## Records shown
::::::::::

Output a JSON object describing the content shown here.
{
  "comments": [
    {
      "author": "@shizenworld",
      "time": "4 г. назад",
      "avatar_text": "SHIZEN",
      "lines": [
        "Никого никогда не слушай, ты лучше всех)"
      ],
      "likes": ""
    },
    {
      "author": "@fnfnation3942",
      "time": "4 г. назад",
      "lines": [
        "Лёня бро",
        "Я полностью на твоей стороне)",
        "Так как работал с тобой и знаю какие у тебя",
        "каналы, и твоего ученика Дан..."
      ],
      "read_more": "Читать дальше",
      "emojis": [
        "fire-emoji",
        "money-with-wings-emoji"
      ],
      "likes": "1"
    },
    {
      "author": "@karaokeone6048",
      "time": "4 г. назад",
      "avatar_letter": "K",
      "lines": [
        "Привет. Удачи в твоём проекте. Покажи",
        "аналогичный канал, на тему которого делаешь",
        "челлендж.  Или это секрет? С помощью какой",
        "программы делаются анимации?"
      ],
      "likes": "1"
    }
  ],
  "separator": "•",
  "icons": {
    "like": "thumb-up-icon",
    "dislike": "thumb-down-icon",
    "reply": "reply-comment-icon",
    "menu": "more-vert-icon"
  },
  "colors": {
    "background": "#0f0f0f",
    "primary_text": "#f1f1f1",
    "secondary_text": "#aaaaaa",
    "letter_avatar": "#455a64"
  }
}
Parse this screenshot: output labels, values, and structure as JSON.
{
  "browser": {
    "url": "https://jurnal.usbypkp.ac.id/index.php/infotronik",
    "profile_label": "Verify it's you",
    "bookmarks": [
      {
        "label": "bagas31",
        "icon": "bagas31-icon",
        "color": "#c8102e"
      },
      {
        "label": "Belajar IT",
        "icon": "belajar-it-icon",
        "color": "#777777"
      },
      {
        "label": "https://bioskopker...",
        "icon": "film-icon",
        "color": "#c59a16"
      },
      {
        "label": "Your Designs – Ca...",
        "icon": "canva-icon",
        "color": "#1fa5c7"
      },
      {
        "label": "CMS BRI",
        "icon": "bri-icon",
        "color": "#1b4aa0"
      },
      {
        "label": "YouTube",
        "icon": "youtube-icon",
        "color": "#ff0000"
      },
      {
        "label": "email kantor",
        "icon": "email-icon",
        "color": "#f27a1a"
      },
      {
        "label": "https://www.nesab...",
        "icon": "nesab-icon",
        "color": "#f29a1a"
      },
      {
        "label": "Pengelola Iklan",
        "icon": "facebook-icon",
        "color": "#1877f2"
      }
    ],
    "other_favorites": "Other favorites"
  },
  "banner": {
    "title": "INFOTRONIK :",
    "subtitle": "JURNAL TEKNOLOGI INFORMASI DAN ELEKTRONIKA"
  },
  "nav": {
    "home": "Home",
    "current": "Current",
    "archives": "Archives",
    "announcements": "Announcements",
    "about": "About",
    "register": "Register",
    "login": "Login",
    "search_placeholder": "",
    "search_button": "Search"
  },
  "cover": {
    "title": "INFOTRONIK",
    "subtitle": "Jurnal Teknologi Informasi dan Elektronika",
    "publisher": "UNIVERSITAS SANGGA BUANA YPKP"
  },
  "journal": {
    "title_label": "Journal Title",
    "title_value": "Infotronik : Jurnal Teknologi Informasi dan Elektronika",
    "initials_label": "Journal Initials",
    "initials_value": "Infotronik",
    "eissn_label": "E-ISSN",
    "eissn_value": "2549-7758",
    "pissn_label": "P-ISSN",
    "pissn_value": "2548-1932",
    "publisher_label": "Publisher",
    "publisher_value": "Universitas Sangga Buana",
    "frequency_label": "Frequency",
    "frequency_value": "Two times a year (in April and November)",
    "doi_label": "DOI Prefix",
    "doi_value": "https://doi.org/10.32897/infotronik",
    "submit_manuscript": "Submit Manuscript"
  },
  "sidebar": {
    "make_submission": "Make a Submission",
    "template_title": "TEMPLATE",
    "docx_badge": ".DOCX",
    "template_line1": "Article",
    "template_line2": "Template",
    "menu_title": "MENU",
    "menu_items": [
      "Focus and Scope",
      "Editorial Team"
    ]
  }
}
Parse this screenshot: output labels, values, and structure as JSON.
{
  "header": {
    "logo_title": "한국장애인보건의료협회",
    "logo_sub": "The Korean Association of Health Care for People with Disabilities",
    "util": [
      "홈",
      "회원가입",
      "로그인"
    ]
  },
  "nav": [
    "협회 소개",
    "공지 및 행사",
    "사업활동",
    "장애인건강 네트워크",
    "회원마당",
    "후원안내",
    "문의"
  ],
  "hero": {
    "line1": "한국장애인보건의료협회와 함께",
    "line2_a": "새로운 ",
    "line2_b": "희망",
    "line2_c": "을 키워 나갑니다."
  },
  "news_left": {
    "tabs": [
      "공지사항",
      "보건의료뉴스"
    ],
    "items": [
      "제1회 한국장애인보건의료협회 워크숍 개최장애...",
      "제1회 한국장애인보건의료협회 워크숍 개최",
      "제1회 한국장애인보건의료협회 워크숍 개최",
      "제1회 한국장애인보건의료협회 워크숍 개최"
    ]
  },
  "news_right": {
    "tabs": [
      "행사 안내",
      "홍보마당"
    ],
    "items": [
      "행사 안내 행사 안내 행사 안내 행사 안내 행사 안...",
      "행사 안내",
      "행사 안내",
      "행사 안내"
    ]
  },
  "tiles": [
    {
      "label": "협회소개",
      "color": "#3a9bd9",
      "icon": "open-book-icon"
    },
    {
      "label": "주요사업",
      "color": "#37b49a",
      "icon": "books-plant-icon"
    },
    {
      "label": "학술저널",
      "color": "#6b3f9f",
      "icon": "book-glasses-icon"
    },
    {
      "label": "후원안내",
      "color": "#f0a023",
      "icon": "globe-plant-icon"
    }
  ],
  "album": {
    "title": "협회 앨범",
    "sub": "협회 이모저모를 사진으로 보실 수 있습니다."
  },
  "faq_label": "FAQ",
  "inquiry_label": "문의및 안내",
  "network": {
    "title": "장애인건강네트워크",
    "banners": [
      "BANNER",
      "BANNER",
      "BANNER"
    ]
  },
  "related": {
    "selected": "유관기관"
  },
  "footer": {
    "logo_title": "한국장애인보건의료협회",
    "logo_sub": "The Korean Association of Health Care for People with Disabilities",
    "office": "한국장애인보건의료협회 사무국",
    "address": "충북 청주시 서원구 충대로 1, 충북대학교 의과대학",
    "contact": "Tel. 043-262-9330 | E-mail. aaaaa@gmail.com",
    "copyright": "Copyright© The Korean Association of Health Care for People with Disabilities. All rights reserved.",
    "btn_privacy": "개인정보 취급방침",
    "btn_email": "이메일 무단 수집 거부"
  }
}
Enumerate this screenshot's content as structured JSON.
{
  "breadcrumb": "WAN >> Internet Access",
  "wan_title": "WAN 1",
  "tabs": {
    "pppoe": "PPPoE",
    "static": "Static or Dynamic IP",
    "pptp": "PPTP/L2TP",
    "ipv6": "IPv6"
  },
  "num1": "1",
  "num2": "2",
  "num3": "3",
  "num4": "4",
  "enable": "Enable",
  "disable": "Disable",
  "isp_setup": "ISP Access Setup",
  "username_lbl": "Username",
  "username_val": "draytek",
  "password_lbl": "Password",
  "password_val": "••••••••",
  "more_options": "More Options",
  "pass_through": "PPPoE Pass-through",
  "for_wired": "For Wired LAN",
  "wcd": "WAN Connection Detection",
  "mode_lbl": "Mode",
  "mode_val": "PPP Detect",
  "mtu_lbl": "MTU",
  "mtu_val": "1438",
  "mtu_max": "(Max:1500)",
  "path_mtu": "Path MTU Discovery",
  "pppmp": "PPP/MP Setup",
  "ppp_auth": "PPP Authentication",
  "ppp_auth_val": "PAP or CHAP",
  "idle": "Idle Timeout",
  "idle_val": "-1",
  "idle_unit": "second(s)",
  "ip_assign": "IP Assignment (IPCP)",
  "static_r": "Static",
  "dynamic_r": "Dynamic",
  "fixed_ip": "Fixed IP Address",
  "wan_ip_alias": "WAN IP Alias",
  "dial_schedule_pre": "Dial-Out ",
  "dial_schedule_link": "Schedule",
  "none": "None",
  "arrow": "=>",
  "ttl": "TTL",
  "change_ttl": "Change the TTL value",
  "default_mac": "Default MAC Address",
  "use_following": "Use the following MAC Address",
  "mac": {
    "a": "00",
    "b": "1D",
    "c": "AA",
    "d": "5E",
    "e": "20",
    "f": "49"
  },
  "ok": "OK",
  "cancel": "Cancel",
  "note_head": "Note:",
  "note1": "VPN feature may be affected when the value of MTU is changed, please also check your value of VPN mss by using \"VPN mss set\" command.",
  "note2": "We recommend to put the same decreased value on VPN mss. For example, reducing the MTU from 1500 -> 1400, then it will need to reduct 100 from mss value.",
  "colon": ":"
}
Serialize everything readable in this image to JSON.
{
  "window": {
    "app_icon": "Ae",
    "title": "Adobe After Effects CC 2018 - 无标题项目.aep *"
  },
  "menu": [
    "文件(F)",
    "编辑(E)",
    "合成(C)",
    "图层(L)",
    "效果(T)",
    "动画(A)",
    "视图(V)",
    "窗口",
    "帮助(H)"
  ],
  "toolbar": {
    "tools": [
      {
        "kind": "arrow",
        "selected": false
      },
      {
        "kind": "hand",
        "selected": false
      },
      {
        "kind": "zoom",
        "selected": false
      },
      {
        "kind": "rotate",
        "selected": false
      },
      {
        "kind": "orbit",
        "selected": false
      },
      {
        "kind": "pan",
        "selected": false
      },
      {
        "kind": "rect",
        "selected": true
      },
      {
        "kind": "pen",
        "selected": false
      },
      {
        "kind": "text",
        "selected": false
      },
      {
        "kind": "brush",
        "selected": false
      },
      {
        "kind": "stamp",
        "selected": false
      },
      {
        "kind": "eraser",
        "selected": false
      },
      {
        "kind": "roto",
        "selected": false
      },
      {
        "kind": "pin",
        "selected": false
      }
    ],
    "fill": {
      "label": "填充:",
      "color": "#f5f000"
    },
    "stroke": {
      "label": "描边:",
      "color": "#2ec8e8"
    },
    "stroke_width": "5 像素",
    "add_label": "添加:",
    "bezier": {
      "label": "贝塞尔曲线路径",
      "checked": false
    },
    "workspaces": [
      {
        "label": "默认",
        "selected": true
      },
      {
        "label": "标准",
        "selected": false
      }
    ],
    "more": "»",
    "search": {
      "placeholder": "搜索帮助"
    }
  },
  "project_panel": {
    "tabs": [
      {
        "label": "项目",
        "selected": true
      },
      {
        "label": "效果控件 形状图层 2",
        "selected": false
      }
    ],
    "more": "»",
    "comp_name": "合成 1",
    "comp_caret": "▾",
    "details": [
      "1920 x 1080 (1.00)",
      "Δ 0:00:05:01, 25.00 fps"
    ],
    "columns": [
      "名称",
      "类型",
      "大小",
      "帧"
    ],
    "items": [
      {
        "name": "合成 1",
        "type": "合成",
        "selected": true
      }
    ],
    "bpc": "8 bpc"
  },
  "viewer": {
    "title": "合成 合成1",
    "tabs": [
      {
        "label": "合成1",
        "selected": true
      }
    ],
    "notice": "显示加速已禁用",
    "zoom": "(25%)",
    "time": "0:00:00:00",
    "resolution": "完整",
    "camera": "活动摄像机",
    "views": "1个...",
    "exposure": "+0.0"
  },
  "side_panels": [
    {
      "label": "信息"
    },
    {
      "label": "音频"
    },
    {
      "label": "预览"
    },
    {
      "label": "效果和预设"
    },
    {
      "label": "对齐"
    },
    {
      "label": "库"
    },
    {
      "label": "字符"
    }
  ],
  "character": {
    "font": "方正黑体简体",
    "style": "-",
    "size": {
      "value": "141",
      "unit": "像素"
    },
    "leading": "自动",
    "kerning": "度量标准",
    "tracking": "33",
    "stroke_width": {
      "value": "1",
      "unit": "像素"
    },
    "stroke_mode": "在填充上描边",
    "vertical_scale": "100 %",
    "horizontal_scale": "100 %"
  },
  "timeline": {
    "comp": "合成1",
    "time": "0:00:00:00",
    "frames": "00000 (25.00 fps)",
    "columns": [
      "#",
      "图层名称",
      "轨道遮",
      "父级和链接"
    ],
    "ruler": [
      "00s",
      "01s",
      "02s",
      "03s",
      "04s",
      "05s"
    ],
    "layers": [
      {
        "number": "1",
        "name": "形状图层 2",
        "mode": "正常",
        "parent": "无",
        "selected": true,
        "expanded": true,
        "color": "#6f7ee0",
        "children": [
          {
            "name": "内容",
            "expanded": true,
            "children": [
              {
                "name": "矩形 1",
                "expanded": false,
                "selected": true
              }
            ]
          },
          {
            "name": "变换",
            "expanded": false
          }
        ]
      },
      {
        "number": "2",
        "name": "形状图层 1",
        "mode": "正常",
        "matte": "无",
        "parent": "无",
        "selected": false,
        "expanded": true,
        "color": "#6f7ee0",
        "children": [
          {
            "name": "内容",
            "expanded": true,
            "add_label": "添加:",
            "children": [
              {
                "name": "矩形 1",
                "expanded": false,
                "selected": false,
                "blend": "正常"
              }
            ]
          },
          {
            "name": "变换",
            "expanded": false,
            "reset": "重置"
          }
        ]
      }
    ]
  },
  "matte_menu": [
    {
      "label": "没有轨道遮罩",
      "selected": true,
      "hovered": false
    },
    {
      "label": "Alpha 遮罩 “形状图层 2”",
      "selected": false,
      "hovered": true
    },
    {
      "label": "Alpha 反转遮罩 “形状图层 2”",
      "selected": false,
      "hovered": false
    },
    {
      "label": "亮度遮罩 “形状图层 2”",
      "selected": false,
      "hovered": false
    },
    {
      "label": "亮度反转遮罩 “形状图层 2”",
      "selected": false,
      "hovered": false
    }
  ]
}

::::::::::

## Task to complete
Note every line above where the string "Dynamic" shows up, and copy those lines.

## Worked answer
    "static": "Static or Dynamic IP",
  "dynamic_r": "Dynamic",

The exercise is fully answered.